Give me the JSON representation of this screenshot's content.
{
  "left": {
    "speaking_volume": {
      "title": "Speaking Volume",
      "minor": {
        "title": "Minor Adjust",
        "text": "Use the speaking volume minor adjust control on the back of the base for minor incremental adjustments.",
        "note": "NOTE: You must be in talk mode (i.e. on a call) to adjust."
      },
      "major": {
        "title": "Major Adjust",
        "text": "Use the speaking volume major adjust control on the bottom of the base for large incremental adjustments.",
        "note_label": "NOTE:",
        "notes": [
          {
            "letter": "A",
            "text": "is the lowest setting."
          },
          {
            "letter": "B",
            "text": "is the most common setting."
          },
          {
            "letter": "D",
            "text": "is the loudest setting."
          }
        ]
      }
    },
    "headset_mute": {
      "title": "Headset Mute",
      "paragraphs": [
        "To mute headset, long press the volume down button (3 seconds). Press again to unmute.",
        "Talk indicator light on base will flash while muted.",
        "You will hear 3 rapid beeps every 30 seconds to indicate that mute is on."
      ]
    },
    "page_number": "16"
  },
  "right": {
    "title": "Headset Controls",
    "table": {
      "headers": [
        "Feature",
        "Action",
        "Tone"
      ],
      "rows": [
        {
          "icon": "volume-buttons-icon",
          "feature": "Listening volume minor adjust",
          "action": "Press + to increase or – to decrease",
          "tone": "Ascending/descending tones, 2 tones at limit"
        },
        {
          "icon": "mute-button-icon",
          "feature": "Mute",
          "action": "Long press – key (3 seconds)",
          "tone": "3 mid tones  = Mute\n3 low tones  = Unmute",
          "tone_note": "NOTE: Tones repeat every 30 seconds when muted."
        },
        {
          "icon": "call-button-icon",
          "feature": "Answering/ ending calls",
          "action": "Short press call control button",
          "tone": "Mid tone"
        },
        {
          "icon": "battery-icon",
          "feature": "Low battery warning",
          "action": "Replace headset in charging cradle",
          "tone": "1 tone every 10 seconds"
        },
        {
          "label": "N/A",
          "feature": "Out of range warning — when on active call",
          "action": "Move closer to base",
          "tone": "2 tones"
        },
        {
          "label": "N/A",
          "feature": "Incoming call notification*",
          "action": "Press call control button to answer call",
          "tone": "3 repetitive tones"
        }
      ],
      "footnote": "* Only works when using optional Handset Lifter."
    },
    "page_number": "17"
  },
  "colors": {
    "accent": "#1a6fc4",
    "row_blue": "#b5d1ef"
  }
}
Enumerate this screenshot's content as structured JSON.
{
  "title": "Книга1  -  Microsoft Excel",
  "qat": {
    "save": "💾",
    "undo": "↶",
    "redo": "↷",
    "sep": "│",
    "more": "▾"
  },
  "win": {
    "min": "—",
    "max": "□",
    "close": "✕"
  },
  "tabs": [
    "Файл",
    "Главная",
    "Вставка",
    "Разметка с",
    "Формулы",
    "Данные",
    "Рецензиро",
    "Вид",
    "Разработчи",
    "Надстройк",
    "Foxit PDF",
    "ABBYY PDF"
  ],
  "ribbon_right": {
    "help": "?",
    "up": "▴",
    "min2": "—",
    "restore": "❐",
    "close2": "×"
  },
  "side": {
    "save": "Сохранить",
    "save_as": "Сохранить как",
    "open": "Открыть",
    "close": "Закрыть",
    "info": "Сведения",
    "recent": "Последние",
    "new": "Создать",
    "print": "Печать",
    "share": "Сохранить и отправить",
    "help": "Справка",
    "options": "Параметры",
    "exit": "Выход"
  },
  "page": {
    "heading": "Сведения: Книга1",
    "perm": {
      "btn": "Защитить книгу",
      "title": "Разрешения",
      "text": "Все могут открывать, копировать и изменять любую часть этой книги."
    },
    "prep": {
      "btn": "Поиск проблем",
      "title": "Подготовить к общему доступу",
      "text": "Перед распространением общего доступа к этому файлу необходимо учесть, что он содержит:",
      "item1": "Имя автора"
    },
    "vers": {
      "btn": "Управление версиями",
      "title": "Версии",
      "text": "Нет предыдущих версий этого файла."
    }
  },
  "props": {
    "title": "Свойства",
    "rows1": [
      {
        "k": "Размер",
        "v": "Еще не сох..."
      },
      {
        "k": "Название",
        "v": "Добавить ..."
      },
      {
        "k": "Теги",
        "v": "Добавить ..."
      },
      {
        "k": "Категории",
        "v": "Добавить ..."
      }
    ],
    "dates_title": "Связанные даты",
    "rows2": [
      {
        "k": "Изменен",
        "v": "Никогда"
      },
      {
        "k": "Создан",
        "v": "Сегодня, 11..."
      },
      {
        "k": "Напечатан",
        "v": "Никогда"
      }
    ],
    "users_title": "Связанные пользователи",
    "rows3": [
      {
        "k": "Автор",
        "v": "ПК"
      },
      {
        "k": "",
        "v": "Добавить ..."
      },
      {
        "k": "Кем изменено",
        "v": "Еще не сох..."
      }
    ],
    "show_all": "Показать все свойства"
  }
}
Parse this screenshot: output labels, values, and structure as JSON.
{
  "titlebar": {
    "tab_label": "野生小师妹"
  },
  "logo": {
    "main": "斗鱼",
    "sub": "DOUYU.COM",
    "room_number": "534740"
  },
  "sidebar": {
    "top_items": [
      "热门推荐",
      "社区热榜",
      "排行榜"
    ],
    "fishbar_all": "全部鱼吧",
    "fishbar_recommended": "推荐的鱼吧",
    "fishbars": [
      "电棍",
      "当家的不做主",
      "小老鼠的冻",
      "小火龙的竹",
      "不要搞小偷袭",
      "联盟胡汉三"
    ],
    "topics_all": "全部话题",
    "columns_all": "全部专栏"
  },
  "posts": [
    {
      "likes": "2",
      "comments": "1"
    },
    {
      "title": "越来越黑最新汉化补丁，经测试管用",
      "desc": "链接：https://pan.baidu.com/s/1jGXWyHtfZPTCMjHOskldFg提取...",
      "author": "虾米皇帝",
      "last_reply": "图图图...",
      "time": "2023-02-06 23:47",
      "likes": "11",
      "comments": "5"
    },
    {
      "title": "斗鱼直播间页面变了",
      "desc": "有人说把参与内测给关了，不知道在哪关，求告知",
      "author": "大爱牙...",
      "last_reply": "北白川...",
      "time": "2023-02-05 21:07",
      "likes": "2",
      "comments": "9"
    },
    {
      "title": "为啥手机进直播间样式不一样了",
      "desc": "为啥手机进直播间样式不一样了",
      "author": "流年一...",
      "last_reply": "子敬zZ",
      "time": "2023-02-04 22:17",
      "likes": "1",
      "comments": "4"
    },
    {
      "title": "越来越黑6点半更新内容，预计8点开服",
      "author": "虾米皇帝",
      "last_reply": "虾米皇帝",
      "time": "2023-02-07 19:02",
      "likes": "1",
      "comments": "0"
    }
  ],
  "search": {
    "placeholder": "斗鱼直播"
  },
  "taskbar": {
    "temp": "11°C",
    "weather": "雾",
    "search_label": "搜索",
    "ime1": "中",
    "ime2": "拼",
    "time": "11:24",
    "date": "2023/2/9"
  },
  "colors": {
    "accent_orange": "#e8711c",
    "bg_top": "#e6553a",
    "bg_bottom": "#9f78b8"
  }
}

--

→ PROBLEM STATEMENT:
Return all the data exactly as given.

→ OUTPUT FOR THIS EXERCISE:
Give me the JSON representation of this screenshot's content.
{
  "left": {
    "speaking_volume": {
      "title": "Speaking Volume",
      "minor": {
        "title": "Minor Adjust",
        "text": "Use the speaking volume minor adjust control on the back of the base for minor incremental adjustments.",
        "note": "NOTE: You must be in talk mode (i.e. on a call) to adjust."
      },
      "major": {
        "title": "Major Adjust",
        "text": "Use the speaking volume major adjust control on the bottom of the base for large incremental adjustments.",
        "note_label": "NOTE:",
        "notes": [
          {
            "letter": "A",
            "text": "is the lowest setting."
          },
          {
            "letter": "B",
            "text": "is the most common setting."
          },
          {
            "letter": "D",
            "text": "is the loudest setting."
          }
        ]
      }
    },
    "headset_mute": {
      "title": "Headset Mute",
      "paragraphs": [
        "To mute headset, long press the volume down button (3 seconds). Press again to unmute.",
        "Talk indicator light on base will flash while muted.",
        "You will hear 3 rapid beeps every 30 seconds to indicate that mute is on."
      ]
    },
    "page_number": "16"
  },
  "right": {
    "title": "Headset Controls",
    "table": {
      "headers": [
        "Feature",
        "Action",
        "Tone"
      ],
      "rows": [
        {
          "icon": "volume-buttons-icon",
          "feature": "Listening volume minor adjust",
          "action": "Press + to increase or – to decrease",
          "tone": "Ascending/descending tones, 2 tones at limit"
        },
        {
          "icon": "mute-button-icon",
          "feature": "Mute",
          "action": "Long press – key (3 seconds)",
          "tone": "3 mid tones  = Mute\n3 low tones  = Unmute",
          "tone_note": "NOTE: Tones repeat every 30 seconds when muted."
        },
        {
          "icon": "call-button-icon",
          "feature": "Answering/ ending calls",
          "action": "Short press call control button",
          "tone": "Mid tone"
        },
        {
          "icon": "battery-icon",
          "feature": "Low battery warning",
          "action": "Replace headset in charging cradle",
          "tone": "1 tone every 10 seconds"
        },
        {
          "label": "N/A",
          "feature": "Out of range warning — when on active call",
          "action": "Move closer to base",
          "tone": "2 tones"
        },
        {
          "label": "N/A",
          "feature": "Incoming call notification*",
          "action": "Press call control button to answer call",
          "tone": "3 repetitive tones"
        }
      ],
      "footnote": "* Only works when using optional Handset Lifter."
    },
    "page_number": "17"
  },
  "colors": {
    "accent": "#1a6fc4",
    "row_blue": "#b5d1ef"
  }
}
Enumerate this screenshot's content as structured JSON.
{
  "title": "Книга1  -  Microsoft Excel",
  "qat": {
    "save": "💾",
    "undo": "↶",
    "redo": "↷",
    "sep": "│",
    "more": "▾"
  },
  "win": {
    "min": "—",
    "max": "□",
    "close": "✕"
  },
  "tabs": [
    "Файл",
    "Главная",
    "Вставка",
    "Разметка с",
    "Формулы",
    "Данные",
    "Рецензиро",
    "Вид",
    "Разработчи",
    "Надстройк",
    "Foxit PDF",
    "ABBYY PDF"
  ],
  "ribbon_right": {
    "help": "?",
    "up": "▴",
    "min2": "—",
    "restore": "❐",
    "close2": "×"
  },
  "side": {
    "save": "Сохранить",
    "save_as": "Сохранить как",
    "open": "Открыть",
    "close": "Закрыть",
    "info": "Сведения",
    "recent": "Последние",
    "new": "Создать",
    "print": "Печать",
    "share": "Сохранить и отправить",
    "help": "Справка",
    "options": "Параметры",
    "exit": "Выход"
  },
  "page": {
    "heading": "Сведения: Книга1",
    "perm": {
      "btn": "Защитить книгу",
      "title": "Разрешения",
      "text": "Все могут открывать, копировать и изменять любую часть этой книги."
    },
    "prep": {
      "btn": "Поиск проблем",
      "title": "Подготовить к общему доступу",
      "text": "Перед распространением общего доступа к этому файлу необходимо учесть, что он содержит:",
      "item1": "Имя автора"
    },
    "vers": {
      "btn": "Управление версиями",
      "title": "Версии",
      "text": "Нет предыдущих версий этого файла."
    }
  },
  "props": {
    "title": "Свойства",
    "rows1": [
      {
        "k": "Размер",
        "v": "Еще не сох..."
      },
      {
        "k": "Название",
        "v": "Добавить ..."
      },
      {
        "k": "Теги",
        "v": "Добавить ..."
      },
      {
        "k": "Категории",
        "v": "Добавить ..."
      }
    ],
    "dates_title": "Связанные даты",
    "rows2": [
      {
        "k": "Изменен",
        "v": "Никогда"
      },
      {
        "k": "Создан",
        "v": "Сегодня, 11..."
      },
      {
        "k": "Напечатан",
        "v": "Никогда"
      }
    ],
    "users_title": "Связанные пользователи",
    "rows3": [
      {
        "k": "Автор",
        "v": "ПК"
      },
      {
        "k": "",
        "v": "Добавить ..."
      },
      {
        "k": "Кем изменено",
        "v": "Еще не сох..."
      }
    ],
    "show_all": "Показать все свойства"
  }
}
Parse this screenshot: output labels, values, and structure as JSON.
{
  "titlebar": {
    "tab_label": "野生小师妹"
  },
  "logo": {
    "main": "斗鱼",
    "sub": "DOUYU.COM",
    "room_number": "534740"
  },
  "sidebar": {
    "top_items": [
      "热门推荐",
      "社区热榜",
      "排行榜"
    ],
    "fishbar_all": "全部鱼吧",
    "fishbar_recommended": "推荐的鱼吧",
    "fishbars": [
      "电棍",
      "当家的不做主",
      "小老鼠的冻",
      "小火龙的竹",
      "不要搞小偷袭",
      "联盟胡汉三"
    ],
    "topics_all": "全部话题",
    "columns_all": "全部专栏"
  },
  "posts": [
    {
      "likes": "2",
      "comments": "1"
    },
    {
      "title": "越来越黑最新汉化补丁，经测试管用",
      "desc": "链接：https://pan.baidu.com/s/1jGXWyHtfZPTCMjHOskldFg提取...",
      "author": "虾米皇帝",
      "last_reply": "图图图...",
      "time": "2023-02-06 23:47",
      "likes": "11",
      "comments": "5"
    },
    {
      "title": "斗鱼直播间页面变了",
      "desc": "有人说把参与内测给关了，不知道在哪关，求告知",
      "author": "大爱牙...",
      "last_reply": "北白川...",
      "time": "2023-02-05 21:07",
      "likes": "2",
      "comments": "9"
    },
    {
      "title": "为啥手机进直播间样式不一样了",
      "desc": "为啥手机进直播间样式不一样了",
      "author": "流年一...",
      "last_reply": "子敬zZ",
      "time": "2023-02-04 22:17",
      "likes": "1",
      "comments": "4"
    },
    {
      "title": "越来越黑6点半更新内容，预计8点开服",
      "author": "虾米皇帝",
      "last_reply": "虾米皇帝",
      "time": "2023-02-07 19:02",
      "likes": "1",
      "comments": "0"
    }
  ],
  "search": {
    "placeholder": "斗鱼直播"
  },
  "taskbar": {
    "temp": "11°C",
    "weather": "雾",
    "search_label": "搜索",
    "ime1": "中",
    "ime2": "拼",
    "time": "11:24",
    "date": "2023/2/9"
  },
  "colors": {
    "accent_orange": "#e8711c",
    "bg_top": "#e6553a",
    "bg_bottom": "#9f78b8"
  }
}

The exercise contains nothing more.